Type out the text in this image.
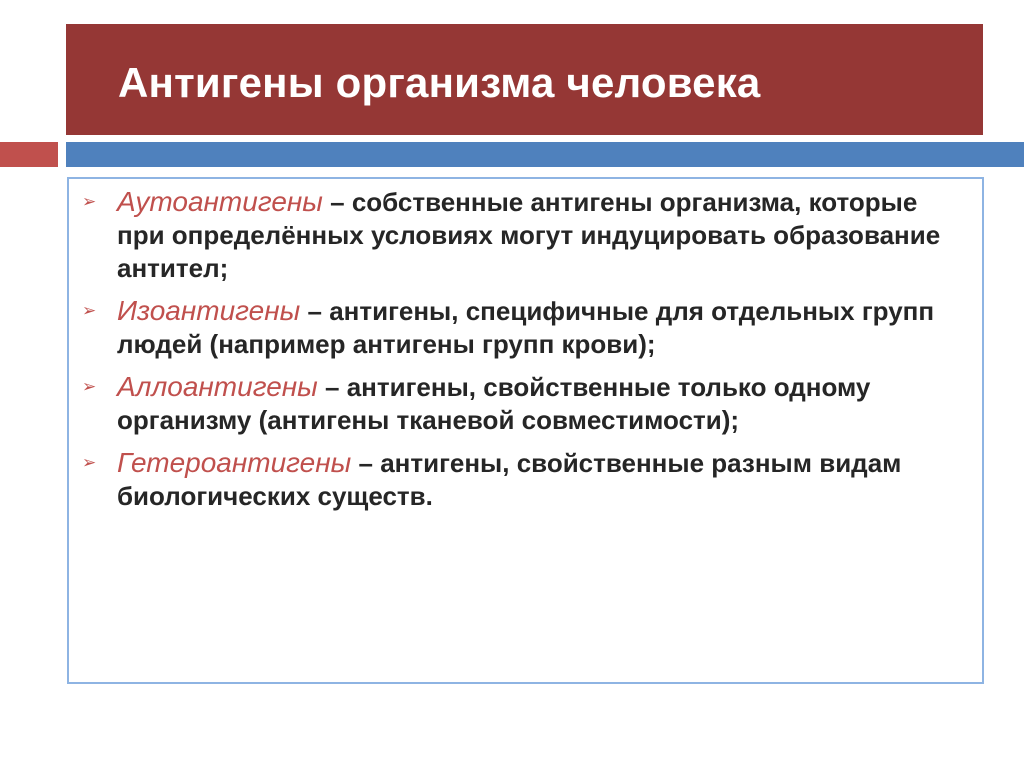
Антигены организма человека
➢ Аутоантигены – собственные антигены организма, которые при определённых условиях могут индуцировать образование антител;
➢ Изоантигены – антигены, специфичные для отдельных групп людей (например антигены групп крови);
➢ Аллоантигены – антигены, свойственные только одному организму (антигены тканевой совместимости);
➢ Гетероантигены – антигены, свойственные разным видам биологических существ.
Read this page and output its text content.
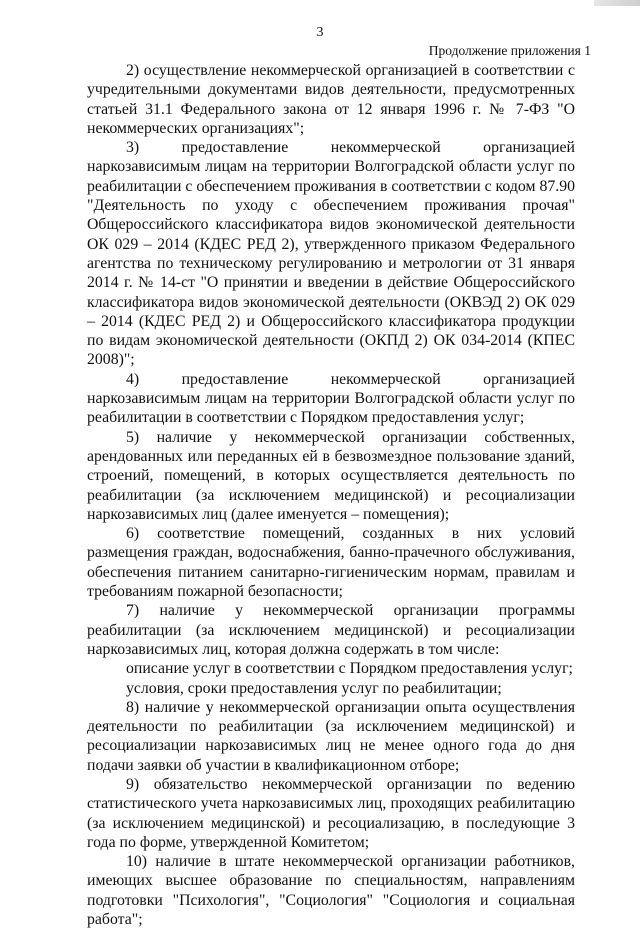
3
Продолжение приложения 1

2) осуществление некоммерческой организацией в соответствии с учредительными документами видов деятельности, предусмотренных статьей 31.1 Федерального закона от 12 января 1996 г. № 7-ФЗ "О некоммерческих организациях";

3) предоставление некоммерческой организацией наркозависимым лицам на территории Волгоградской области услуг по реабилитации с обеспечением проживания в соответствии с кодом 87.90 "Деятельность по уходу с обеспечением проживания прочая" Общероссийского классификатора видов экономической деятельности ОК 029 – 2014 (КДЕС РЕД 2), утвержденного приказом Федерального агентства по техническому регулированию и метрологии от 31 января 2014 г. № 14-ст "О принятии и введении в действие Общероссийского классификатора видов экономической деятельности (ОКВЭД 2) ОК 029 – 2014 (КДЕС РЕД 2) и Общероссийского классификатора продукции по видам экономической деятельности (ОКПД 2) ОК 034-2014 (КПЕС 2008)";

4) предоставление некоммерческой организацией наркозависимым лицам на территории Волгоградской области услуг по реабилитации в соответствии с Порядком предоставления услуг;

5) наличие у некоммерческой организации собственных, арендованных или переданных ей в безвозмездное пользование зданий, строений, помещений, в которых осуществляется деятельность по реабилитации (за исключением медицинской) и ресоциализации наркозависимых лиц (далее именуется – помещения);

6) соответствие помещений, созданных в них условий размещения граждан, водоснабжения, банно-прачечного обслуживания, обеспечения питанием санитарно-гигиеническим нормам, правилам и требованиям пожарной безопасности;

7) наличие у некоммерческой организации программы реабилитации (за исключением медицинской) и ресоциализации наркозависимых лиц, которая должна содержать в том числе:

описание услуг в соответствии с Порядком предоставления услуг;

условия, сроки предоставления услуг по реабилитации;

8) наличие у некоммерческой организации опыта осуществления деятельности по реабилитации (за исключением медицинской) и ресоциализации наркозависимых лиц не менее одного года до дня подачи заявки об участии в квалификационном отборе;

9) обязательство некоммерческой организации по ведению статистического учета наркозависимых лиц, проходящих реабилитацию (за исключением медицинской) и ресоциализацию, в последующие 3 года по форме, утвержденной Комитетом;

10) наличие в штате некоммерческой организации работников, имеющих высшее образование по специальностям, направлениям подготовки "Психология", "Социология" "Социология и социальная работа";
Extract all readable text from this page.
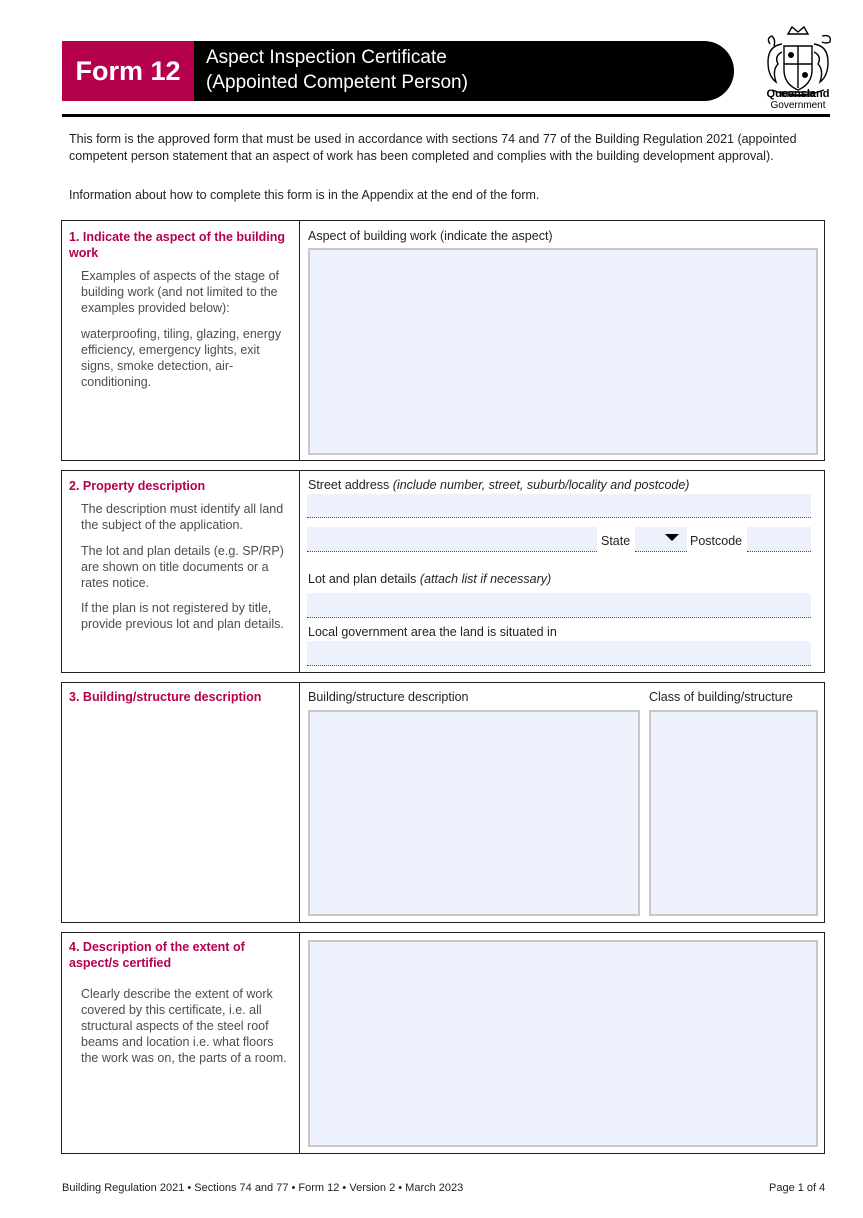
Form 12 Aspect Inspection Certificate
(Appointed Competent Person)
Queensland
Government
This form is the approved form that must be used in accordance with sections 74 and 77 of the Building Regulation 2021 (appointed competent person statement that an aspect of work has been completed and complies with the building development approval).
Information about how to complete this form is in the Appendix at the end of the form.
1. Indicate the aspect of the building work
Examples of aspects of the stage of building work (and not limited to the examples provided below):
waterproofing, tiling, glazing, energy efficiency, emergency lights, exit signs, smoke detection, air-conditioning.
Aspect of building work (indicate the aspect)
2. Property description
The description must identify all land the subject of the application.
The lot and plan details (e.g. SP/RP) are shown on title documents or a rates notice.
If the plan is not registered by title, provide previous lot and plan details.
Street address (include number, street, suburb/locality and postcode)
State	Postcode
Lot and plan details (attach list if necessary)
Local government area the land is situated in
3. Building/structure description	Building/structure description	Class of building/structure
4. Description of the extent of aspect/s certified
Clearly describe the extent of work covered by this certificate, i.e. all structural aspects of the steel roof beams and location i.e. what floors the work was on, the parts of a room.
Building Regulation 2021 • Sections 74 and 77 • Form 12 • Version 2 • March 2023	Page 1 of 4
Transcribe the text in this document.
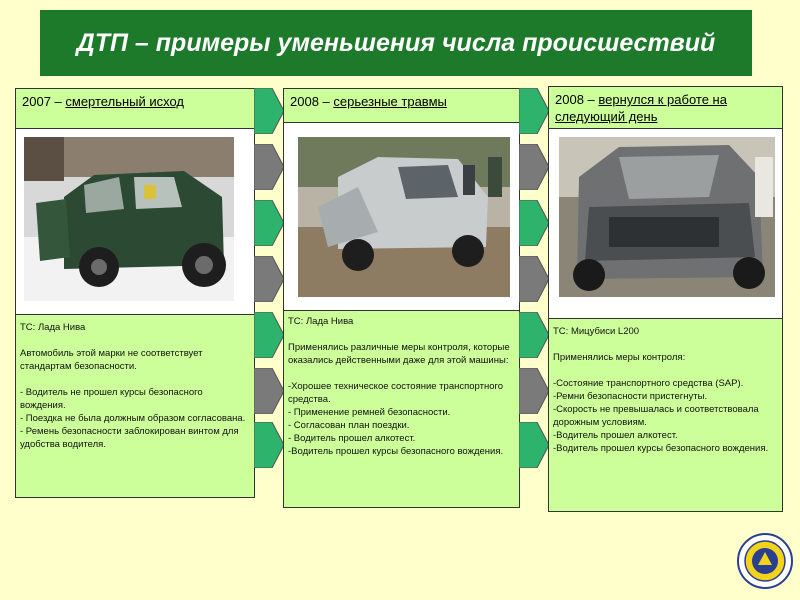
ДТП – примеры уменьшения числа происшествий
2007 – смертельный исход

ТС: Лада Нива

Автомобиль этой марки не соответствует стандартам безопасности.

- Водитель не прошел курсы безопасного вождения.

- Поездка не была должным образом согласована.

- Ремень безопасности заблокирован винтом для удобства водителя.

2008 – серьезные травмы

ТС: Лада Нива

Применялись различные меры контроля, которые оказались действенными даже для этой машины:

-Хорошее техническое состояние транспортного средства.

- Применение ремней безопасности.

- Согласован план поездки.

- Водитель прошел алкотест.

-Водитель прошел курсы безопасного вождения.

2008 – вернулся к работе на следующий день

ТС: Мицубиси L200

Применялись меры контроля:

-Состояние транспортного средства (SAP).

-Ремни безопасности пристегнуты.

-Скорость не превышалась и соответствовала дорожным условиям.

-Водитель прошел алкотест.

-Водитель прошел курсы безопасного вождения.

..........

Pick out each line containing the string "Применялись" and copy it.

→ Output for this exercise
Применялись различные меры контроля, которые оказались действенными даже для этой машины:
Применялись меры контроля:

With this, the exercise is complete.